§ Data provided
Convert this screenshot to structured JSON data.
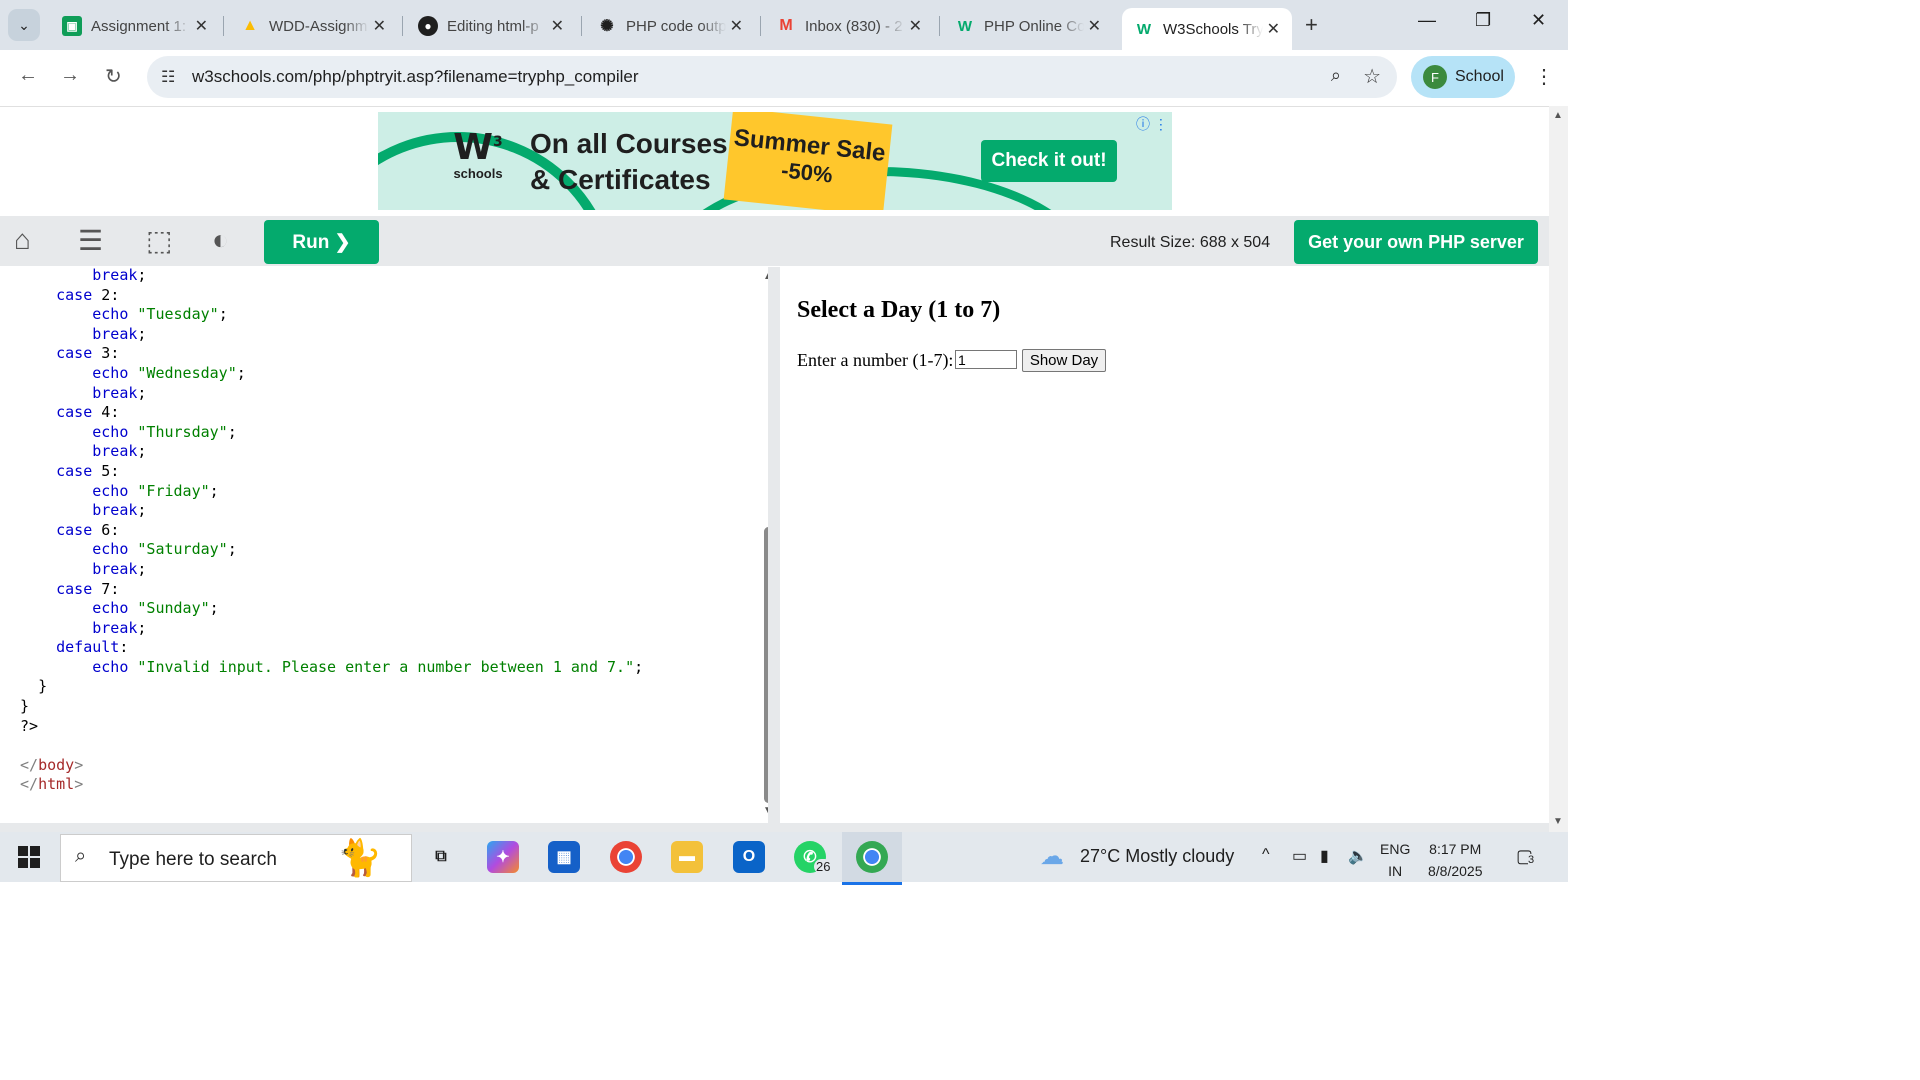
{
  "browser": {
    "tabs": [
      {
        "title": "Assignment 1:",
        "icon": "classroom-icon"
      },
      {
        "title": "WDD-Assignm",
        "icon": "drive-icon"
      },
      {
        "title": "Editing html-p",
        "icon": "github-icon"
      },
      {
        "title": "PHP code outp",
        "icon": "chatgpt-icon"
      },
      {
        "title": "Inbox (830) - 2",
        "icon": "gmail-icon"
      },
      {
        "title": "PHP Online Co",
        "icon": "w3schools-icon"
      },
      {
        "title": "W3Schools Try",
        "icon": "w3schools-icon",
        "active": true
      }
    ],
    "url": "w3schools.com/php/phptryit.asp?filename=tryphp_compiler",
    "profile": {
      "initial": "F",
      "name": "School"
    }
  },
  "ad": {
    "logo_mark": "W",
    "logo_super": "3",
    "logo_text": "schools",
    "line1": "On all Courses",
    "line2": "& Certificates",
    "sale_line1": "Summer Sale",
    "sale_line2": "-50%",
    "cta": "Check it out!"
  },
  "w3bar": {
    "run_label": "Run ❯",
    "result_size": "Result Size: 688 x 504",
    "server_label": "Get your own PHP server"
  },
  "code_lines": [
    {
      "indent": "        ",
      "tokens": [
        {
          "t": "break",
          "c": "kw"
        },
        {
          "t": ";",
          "c": "plain"
        }
      ]
    },
    {
      "indent": "    ",
      "tokens": [
        {
          "t": "case ",
          "c": "kw"
        },
        {
          "t": "2",
          "c": "plain"
        },
        {
          "t": ":",
          "c": "plain"
        }
      ]
    },
    {
      "indent": "        ",
      "tokens": [
        {
          "t": "echo ",
          "c": "kw"
        },
        {
          "t": "\"Tuesday\"",
          "c": "str"
        },
        {
          "t": ";",
          "c": "plain"
        }
      ]
    },
    {
      "indent": "        ",
      "tokens": [
        {
          "t": "break",
          "c": "kw"
        },
        {
          "t": ";",
          "c": "plain"
        }
      ]
    },
    {
      "indent": "    ",
      "tokens": [
        {
          "t": "case ",
          "c": "kw"
        },
        {
          "t": "3",
          "c": "plain"
        },
        {
          "t": ":",
          "c": "plain"
        }
      ]
    },
    {
      "indent": "        ",
      "tokens": [
        {
          "t": "echo ",
          "c": "kw"
        },
        {
          "t": "\"Wednesday\"",
          "c": "str"
        },
        {
          "t": ";",
          "c": "plain"
        }
      ]
    },
    {
      "indent": "        ",
      "tokens": [
        {
          "t": "break",
          "c": "kw"
        },
        {
          "t": ";",
          "c": "plain"
        }
      ]
    },
    {
      "indent": "    ",
      "tokens": [
        {
          "t": "case ",
          "c": "kw"
        },
        {
          "t": "4",
          "c": "plain"
        },
        {
          "t": ":",
          "c": "plain"
        }
      ]
    },
    {
      "indent": "        ",
      "tokens": [
        {
          "t": "echo ",
          "c": "kw"
        },
        {
          "t": "\"Thursday\"",
          "c": "str"
        },
        {
          "t": ";",
          "c": "plain"
        }
      ]
    },
    {
      "indent": "        ",
      "tokens": [
        {
          "t": "break",
          "c": "kw"
        },
        {
          "t": ";",
          "c": "plain"
        }
      ]
    },
    {
      "indent": "    ",
      "tokens": [
        {
          "t": "case ",
          "c": "kw"
        },
        {
          "t": "5",
          "c": "plain"
        },
        {
          "t": ":",
          "c": "plain"
        }
      ]
    },
    {
      "indent": "        ",
      "tokens": [
        {
          "t": "echo ",
          "c": "kw"
        },
        {
          "t": "\"Friday\"",
          "c": "str"
        },
        {
          "t": ";",
          "c": "plain"
        }
      ]
    },
    {
      "indent": "        ",
      "tokens": [
        {
          "t": "break",
          "c": "kw"
        },
        {
          "t": ";",
          "c": "plain"
        }
      ]
    },
    {
      "indent": "    ",
      "tokens": [
        {
          "t": "case ",
          "c": "kw"
        },
        {
          "t": "6",
          "c": "plain"
        },
        {
          "t": ":",
          "c": "plain"
        }
      ]
    },
    {
      "indent": "        ",
      "tokens": [
        {
          "t": "echo ",
          "c": "kw"
        },
        {
          "t": "\"Saturday\"",
          "c": "str"
        },
        {
          "t": ";",
          "c": "plain"
        }
      ]
    },
    {
      "indent": "        ",
      "tokens": [
        {
          "t": "break",
          "c": "kw"
        },
        {
          "t": ";",
          "c": "plain"
        }
      ]
    },
    {
      "indent": "    ",
      "tokens": [
        {
          "t": "case ",
          "c": "kw"
        },
        {
          "t": "7",
          "c": "plain"
        },
        {
          "t": ":",
          "c": "plain"
        }
      ]
    },
    {
      "indent": "        ",
      "tokens": [
        {
          "t": "echo ",
          "c": "kw"
        },
        {
          "t": "\"Sunday\"",
          "c": "str"
        },
        {
          "t": ";",
          "c": "plain"
        }
      ]
    },
    {
      "indent": "        ",
      "tokens": [
        {
          "t": "break",
          "c": "kw"
        },
        {
          "t": ";",
          "c": "plain"
        }
      ]
    },
    {
      "indent": "    ",
      "tokens": [
        {
          "t": "default",
          "c": "kw"
        },
        {
          "t": ":",
          "c": "plain"
        }
      ]
    },
    {
      "indent": "        ",
      "tokens": [
        {
          "t": "echo ",
          "c": "kw"
        },
        {
          "t": "\"Invalid input. Please enter a number between 1 and 7.\"",
          "c": "str"
        },
        {
          "t": ";",
          "c": "plain"
        }
      ]
    },
    {
      "indent": "  ",
      "tokens": [
        {
          "t": "}",
          "c": "plain"
        }
      ]
    },
    {
      "indent": "",
      "tokens": [
        {
          "t": "}",
          "c": "plain"
        }
      ]
    },
    {
      "indent": "",
      "tokens": [
        {
          "t": "?>",
          "c": "plain"
        }
      ]
    },
    {
      "indent": "",
      "tokens": []
    },
    {
      "indent": "",
      "tokens": [
        {
          "t": "</",
          "c": "br"
        },
        {
          "t": "body",
          "c": "tag"
        },
        {
          "t": ">",
          "c": "br"
        }
      ]
    },
    {
      "indent": "",
      "tokens": [
        {
          "t": "</",
          "c": "br"
        },
        {
          "t": "html",
          "c": "tag"
        },
        {
          "t": ">",
          "c": "br"
        }
      ]
    }
  ],
  "result": {
    "heading": "Select a Day (1 to 7)",
    "label": "Enter a number (1-7):",
    "input_value": "1",
    "button_label": "Show Day"
  },
  "taskbar": {
    "search_placeholder": "Type here to search",
    "whatsapp_badge": "26",
    "weather": "27°C  Mostly cloudy",
    "lang_line1": "ENG",
    "lang_line2": "IN",
    "time": "8:17 PM",
    "date": "8/8/2025",
    "notifications": "3"
  }
}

§ Aim of the task
Count every line of the records that holds the string "title". Write only the total.

§ Answer to this task
7